- **Stated goal**:
Count how many lines hold the word "residency" and give that number as the whole answer.

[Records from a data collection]
────────────────────────────────────────

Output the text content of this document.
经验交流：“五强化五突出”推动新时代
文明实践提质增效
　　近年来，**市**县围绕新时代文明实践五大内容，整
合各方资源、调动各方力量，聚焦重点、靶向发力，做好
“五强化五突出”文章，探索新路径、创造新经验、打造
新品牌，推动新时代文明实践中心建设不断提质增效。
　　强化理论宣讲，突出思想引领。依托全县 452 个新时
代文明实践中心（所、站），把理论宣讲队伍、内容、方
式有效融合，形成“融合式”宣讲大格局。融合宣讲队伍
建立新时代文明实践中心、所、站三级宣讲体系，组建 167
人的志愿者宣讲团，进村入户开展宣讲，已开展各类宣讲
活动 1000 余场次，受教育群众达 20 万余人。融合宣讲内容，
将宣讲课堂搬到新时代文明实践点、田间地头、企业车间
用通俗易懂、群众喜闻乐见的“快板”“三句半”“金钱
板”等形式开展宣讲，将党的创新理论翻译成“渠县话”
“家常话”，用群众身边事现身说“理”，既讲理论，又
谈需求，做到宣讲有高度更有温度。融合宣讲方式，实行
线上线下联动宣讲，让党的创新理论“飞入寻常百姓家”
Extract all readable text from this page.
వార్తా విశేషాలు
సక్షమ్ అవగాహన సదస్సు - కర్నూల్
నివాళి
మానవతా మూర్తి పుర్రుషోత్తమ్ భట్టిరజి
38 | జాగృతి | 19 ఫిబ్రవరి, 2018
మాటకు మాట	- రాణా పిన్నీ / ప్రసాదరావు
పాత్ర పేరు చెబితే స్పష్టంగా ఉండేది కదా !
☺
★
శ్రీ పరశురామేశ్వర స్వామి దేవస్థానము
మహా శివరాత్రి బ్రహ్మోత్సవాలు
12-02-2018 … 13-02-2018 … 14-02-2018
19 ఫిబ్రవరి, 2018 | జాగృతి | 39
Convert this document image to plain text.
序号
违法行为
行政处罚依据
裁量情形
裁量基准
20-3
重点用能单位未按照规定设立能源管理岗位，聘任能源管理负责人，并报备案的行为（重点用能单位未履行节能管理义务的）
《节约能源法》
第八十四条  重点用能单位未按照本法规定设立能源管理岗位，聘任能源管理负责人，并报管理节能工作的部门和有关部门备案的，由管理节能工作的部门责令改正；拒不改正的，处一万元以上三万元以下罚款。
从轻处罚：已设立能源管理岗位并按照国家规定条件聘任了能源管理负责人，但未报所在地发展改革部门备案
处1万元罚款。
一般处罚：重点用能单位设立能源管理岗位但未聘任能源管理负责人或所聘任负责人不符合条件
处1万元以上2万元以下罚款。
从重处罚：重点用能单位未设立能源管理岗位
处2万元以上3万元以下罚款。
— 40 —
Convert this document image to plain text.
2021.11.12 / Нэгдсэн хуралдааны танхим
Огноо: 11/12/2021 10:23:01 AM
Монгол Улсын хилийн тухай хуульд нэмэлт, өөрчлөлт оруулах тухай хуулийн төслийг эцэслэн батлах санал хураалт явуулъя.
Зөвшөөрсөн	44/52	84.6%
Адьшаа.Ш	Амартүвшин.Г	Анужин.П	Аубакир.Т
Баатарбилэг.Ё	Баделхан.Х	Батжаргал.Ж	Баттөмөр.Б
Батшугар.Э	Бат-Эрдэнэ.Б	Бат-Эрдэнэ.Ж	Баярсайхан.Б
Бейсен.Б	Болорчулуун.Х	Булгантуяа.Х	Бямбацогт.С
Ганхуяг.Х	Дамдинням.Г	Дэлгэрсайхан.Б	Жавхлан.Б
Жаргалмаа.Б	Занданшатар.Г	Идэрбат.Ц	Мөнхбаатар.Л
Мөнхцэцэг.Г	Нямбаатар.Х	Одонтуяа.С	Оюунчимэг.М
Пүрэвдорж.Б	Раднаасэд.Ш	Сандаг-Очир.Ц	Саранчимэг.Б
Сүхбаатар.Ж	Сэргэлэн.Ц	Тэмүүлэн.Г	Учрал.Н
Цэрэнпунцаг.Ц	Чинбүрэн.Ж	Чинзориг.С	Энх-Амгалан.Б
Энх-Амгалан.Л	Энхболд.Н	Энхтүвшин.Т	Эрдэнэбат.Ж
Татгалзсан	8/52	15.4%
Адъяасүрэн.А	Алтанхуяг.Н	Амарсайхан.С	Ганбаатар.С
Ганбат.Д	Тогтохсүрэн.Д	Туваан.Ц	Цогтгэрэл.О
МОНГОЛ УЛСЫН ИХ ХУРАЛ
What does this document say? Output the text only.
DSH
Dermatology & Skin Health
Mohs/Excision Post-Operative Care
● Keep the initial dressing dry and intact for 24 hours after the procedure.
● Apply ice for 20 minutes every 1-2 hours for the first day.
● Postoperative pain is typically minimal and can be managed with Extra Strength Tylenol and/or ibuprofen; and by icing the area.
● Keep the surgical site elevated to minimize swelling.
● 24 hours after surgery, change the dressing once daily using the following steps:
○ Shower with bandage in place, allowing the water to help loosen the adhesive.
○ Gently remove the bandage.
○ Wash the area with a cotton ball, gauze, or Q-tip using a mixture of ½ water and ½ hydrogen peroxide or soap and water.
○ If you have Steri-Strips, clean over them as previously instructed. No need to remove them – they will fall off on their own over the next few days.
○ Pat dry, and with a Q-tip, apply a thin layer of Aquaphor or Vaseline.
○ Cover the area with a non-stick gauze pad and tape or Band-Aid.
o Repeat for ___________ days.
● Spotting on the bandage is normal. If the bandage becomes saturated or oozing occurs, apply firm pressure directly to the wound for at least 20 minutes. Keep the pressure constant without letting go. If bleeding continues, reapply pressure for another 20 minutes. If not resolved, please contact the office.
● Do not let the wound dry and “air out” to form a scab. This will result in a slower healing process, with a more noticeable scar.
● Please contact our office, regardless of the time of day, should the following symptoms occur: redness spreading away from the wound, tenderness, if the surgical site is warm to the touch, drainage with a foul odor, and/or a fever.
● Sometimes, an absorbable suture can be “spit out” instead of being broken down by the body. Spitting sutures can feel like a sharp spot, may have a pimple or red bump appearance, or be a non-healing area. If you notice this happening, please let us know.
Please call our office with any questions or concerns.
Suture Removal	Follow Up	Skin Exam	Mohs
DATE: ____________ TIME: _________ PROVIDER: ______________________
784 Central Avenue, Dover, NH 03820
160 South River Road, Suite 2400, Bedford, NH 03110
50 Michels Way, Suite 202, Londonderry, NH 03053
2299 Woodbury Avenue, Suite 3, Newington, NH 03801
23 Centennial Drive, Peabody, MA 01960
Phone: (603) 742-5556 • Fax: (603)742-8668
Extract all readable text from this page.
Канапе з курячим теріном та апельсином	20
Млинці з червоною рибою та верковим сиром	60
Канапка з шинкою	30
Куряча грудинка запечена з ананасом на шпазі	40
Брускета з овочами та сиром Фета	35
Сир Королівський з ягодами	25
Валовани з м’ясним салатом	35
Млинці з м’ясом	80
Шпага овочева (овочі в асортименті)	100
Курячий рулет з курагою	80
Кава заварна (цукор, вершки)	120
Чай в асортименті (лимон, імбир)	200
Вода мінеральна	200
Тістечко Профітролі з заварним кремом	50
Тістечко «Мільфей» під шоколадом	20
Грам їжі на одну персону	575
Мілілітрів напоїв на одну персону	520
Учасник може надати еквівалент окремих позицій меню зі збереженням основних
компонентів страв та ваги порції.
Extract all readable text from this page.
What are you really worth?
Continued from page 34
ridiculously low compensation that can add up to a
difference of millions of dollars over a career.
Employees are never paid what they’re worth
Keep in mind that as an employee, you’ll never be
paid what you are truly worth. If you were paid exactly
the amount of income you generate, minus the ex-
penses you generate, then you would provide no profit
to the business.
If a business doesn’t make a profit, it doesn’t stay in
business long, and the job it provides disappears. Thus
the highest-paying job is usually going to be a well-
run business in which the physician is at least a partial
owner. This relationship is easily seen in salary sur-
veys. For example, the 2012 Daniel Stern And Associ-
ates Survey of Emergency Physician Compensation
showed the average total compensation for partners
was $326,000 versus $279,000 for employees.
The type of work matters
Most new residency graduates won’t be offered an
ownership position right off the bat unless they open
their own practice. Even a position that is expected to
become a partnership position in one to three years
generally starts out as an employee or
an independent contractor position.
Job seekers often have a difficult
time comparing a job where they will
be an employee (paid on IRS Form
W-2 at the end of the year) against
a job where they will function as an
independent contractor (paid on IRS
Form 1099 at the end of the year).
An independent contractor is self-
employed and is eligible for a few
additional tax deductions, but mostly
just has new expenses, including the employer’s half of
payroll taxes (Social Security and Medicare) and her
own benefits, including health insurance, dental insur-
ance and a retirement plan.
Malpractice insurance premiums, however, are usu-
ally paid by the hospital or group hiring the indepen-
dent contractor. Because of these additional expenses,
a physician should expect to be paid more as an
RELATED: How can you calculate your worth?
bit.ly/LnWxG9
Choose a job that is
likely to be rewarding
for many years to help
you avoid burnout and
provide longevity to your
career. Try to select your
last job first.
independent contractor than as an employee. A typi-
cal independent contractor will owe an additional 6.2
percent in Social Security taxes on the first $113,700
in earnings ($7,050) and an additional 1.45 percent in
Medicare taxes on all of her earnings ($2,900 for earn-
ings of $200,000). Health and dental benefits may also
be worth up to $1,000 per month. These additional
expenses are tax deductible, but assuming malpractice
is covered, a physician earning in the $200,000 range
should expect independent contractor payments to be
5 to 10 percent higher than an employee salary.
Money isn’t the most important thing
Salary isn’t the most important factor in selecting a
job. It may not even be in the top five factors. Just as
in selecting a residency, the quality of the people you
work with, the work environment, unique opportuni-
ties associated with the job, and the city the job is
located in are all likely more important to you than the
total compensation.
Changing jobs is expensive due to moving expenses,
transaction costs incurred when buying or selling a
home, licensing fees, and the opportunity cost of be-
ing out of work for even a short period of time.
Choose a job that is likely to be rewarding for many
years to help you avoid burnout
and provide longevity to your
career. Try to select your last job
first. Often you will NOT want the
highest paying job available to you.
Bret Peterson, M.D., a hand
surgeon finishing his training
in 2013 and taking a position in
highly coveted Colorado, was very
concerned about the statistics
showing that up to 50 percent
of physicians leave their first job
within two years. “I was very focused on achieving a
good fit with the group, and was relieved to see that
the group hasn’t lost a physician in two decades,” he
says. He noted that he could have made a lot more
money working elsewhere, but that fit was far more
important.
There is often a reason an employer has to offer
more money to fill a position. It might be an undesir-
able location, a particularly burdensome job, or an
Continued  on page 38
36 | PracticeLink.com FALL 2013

────────────────────────────────────────

- **Response to the exercise**:
2